▶ **WHAT IS EXPECTED**
Beneath this task is a listing; retype all of it exactly.

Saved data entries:
====

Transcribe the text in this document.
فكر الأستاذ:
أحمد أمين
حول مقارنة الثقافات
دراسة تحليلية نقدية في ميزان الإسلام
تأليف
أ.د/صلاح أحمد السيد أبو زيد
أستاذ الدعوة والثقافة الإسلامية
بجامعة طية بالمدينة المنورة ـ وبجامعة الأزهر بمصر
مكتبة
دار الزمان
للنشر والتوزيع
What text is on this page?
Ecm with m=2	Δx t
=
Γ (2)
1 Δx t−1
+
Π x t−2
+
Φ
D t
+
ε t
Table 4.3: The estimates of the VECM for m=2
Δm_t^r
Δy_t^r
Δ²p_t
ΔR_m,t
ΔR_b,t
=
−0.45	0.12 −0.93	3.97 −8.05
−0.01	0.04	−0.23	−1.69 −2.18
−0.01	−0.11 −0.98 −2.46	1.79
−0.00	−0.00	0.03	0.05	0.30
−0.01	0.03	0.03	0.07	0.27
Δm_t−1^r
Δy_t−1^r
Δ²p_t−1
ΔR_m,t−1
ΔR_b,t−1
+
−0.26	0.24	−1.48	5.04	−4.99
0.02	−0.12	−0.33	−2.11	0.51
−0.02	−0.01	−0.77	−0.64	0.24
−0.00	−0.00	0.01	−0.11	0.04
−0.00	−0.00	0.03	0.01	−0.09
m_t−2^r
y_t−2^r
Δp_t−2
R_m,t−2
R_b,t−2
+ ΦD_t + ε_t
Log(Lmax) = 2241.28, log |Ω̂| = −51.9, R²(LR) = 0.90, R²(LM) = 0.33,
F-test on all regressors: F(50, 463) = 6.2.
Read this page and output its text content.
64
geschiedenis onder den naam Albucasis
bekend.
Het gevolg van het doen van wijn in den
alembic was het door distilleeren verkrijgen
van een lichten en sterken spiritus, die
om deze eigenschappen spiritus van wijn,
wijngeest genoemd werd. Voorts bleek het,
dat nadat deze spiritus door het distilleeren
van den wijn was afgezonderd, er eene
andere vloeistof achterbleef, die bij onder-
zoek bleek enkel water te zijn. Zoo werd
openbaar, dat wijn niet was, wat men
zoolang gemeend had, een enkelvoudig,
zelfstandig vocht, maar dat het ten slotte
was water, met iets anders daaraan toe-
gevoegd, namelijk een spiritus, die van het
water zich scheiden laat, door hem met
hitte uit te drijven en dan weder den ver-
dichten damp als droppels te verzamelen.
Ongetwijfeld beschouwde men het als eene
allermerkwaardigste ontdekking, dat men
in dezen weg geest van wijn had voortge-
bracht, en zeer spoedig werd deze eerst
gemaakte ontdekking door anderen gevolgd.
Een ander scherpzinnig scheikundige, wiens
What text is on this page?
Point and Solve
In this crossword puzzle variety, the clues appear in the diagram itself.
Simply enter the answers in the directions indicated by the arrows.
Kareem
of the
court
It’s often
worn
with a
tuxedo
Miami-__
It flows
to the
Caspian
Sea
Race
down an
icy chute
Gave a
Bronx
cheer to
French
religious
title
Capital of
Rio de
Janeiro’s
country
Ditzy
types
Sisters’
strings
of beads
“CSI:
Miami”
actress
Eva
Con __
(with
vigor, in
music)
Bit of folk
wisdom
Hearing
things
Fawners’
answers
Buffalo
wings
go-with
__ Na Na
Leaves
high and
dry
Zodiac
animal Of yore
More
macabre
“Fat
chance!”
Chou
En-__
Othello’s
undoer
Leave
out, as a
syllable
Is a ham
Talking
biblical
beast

====

▶ **CORRECT OUTPUT**
Transcribe the text in this document.
فكر الأستاذ:
أحمد أمين
حول مقارنة الثقافات
دراسة تحليلية نقدية في ميزان الإسلام
تأليف
أ.د/صلاح أحمد السيد أبو زيد
أستاذ الدعوة والثقافة الإسلامية
بجامعة طية بالمدينة المنورة ـ وبجامعة الأزهر بمصر
مكتبة
دار الزمان
للنشر والتوزيع
What text is on this page?
Ecm with m=2	Δx t
=
Γ (2)
1 Δx t−1
+
Π x t−2
+
Φ
D t
+
ε t
Table 4.3: The estimates of the VECM for m=2
Δm_t^r
Δy_t^r
Δ²p_t
ΔR_m,t
ΔR_b,t
=
−0.45	0.12 −0.93	3.97 −8.05
−0.01	0.04	−0.23	−1.69 −2.18
−0.01	−0.11 −0.98 −2.46	1.79
−0.00	−0.00	0.03	0.05	0.30
−0.01	0.03	0.03	0.07	0.27
Δm_t−1^r
Δy_t−1^r
Δ²p_t−1
ΔR_m,t−1
ΔR_b,t−1
+
−0.26	0.24	−1.48	5.04	−4.99
0.02	−0.12	−0.33	−2.11	0.51
−0.02	−0.01	−0.77	−0.64	0.24
−0.00	−0.00	0.01	−0.11	0.04
−0.00	−0.00	0.03	0.01	−0.09
m_t−2^r
y_t−2^r
Δp_t−2
R_m,t−2
R_b,t−2
+ ΦD_t + ε_t
Log(Lmax) = 2241.28, log |Ω̂| = −51.9, R²(LR) = 0.90, R²(LM) = 0.33,
F-test on all regressors: F(50, 463) = 6.2.
Read this page and output its text content.
64
geschiedenis onder den naam Albucasis
bekend.
Het gevolg van het doen van wijn in den
alembic was het door distilleeren verkrijgen
van een lichten en sterken spiritus, die
om deze eigenschappen spiritus van wijn,
wijngeest genoemd werd. Voorts bleek het,
dat nadat deze spiritus door het distilleeren
van den wijn was afgezonderd, er eene
andere vloeistof achterbleef, die bij onder-
zoek bleek enkel water te zijn. Zoo werd
openbaar, dat wijn niet was, wat men
zoolang gemeend had, een enkelvoudig,
zelfstandig vocht, maar dat het ten slotte
was water, met iets anders daaraan toe-
gevoegd, namelijk een spiritus, die van het
water zich scheiden laat, door hem met
hitte uit te drijven en dan weder den ver-
dichten damp als droppels te verzamelen.
Ongetwijfeld beschouwde men het als eene
allermerkwaardigste ontdekking, dat men
in dezen weg geest van wijn had voortge-
bracht, en zeer spoedig werd deze eerst
gemaakte ontdekking door anderen gevolgd.
Een ander scherpzinnig scheikundige, wiens
What text is on this page?
Point and Solve
In this crossword puzzle variety, the clues appear in the diagram itself.
Simply enter the answers in the directions indicated by the arrows.
Kareem
of the
court
It’s often
worn
with a
tuxedo
Miami-__
It flows
to the
Caspian
Sea
Race
down an
icy chute
Gave a
Bronx
cheer to
French
religious
title
Capital of
Rio de
Janeiro’s
country
Ditzy
types
Sisters’
strings
of beads
“CSI:
Miami”
actress
Eva
Con __
(with
vigor, in
music)
Bit of folk
wisdom
Hearing
things
Fawners’
answers
Buffalo
wings
go-with
__ Na Na
Leaves
high and
dry
Zodiac
animal Of yore
More
macabre
“Fat
chance!”
Chou
En-__
Othello’s
undoer
Leave
out, as a
syllable
Is a ham
Talking
biblical
beast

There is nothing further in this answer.